● AIM: Output every entry exactly as given.

---------- PROVIDED DATA

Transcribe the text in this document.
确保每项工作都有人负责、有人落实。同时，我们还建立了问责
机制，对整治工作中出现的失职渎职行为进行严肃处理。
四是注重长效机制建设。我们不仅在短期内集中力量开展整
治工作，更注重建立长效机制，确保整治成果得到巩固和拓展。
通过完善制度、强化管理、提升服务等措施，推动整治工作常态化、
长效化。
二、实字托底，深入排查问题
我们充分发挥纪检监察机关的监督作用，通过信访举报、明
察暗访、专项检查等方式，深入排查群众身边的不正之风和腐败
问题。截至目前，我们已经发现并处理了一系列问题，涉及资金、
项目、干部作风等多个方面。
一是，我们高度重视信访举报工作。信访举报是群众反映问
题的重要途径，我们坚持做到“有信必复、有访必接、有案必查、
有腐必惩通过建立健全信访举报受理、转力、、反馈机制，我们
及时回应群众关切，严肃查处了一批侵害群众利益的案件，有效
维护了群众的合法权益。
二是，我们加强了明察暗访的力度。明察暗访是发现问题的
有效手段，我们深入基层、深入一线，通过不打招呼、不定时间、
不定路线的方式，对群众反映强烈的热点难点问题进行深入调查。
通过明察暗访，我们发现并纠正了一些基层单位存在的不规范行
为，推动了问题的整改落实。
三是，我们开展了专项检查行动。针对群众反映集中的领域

--------------------

● WRITTEN SOLUTION:
Transcribe the text in this document.
确保每项工作都有人负责、有人落实。同时，我们还建立了问责
机制，对整治工作中出现的失职渎职行为进行严肃处理。
四是注重长效机制建设。我们不仅在短期内集中力量开展整
治工作，更注重建立长效机制，确保整治成果得到巩固和拓展。
通过完善制度、强化管理、提升服务等措施，推动整治工作常态化、
长效化。
二、实字托底，深入排查问题
我们充分发挥纪检监察机关的监督作用，通过信访举报、明
察暗访、专项检查等方式，深入排查群众身边的不正之风和腐败
问题。截至目前，我们已经发现并处理了一系列问题，涉及资金、
项目、干部作风等多个方面。
一是，我们高度重视信访举报工作。信访举报是群众反映问
题的重要途径，我们坚持做到“有信必复、有访必接、有案必查、
有腐必惩通过建立健全信访举报受理、转力、、反馈机制，我们
及时回应群众关切，严肃查处了一批侵害群众利益的案件，有效
维护了群众的合法权益。
二是，我们加强了明察暗访的力度。明察暗访是发现问题的
有效手段，我们深入基层、深入一线，通过不打招呼、不定时间、
不定路线的方式，对群众反映强烈的热点难点问题进行深入调查。
通过明察暗访，我们发现并纠正了一些基层单位存在的不规范行
为，推动了问题的整改落实。
三是，我们开展了专项检查行动。针对群众反映集中的领域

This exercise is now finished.